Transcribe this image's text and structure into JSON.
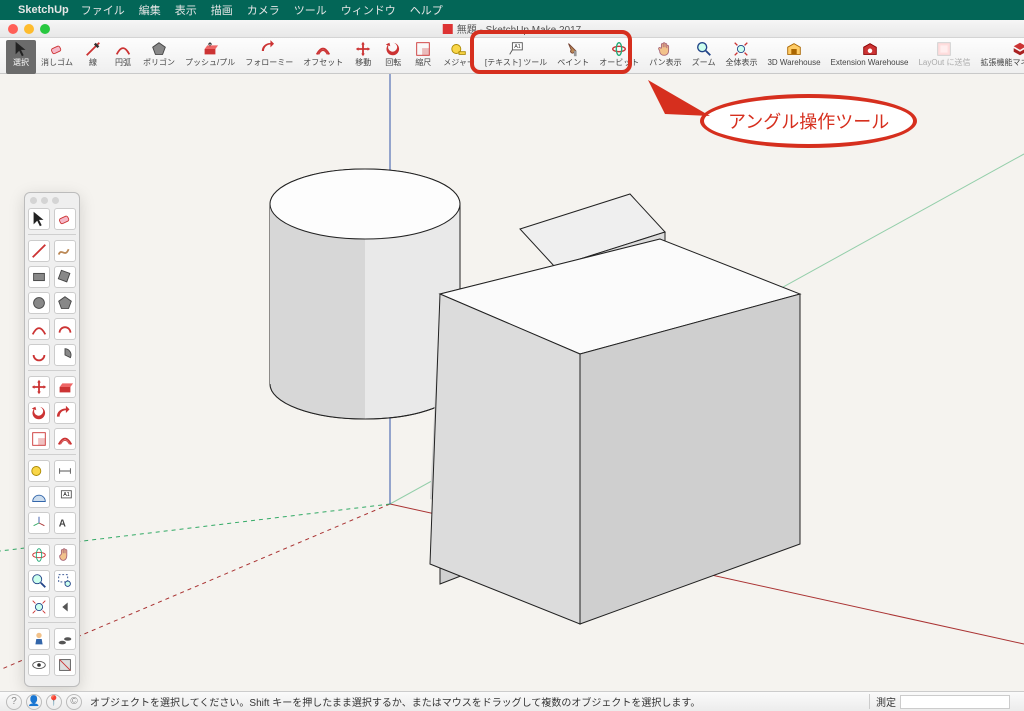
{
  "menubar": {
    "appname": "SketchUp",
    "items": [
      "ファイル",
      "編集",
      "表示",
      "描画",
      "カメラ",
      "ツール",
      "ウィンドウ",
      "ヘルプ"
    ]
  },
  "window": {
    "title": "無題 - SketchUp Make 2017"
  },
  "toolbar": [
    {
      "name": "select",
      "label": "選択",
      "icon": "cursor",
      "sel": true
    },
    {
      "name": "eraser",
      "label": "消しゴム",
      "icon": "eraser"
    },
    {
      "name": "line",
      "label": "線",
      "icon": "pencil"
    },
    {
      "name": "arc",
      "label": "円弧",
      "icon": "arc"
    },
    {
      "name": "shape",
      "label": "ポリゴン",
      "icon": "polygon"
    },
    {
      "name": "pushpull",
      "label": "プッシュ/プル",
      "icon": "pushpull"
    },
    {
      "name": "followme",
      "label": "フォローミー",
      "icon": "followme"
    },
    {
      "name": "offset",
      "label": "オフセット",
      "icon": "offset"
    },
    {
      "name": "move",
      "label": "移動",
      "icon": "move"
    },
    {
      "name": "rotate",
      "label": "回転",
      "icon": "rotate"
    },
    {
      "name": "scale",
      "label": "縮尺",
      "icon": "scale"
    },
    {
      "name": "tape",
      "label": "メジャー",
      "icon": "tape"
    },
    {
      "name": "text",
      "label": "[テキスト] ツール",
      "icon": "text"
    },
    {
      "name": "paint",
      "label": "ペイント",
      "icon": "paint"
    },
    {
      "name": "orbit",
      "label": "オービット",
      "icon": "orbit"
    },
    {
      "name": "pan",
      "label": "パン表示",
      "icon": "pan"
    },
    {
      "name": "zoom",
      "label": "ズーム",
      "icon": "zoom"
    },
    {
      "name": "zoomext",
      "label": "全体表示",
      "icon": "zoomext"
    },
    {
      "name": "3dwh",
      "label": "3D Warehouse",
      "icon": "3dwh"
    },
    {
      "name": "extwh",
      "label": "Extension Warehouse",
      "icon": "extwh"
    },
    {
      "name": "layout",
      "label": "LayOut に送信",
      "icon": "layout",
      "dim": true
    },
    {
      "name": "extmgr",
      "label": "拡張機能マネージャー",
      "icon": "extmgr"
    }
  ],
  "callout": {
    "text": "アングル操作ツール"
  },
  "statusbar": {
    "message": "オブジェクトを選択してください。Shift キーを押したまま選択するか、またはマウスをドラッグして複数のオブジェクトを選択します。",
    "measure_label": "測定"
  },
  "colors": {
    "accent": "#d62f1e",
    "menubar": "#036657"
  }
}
===============
## [SHORT EXERCISE]
Which lines include the word "SketchUp"? List them all.

## [SOLVED PROBLEM]
    "appname": "SketchUp",
    "title": "無題 - SketchUp Make 2017"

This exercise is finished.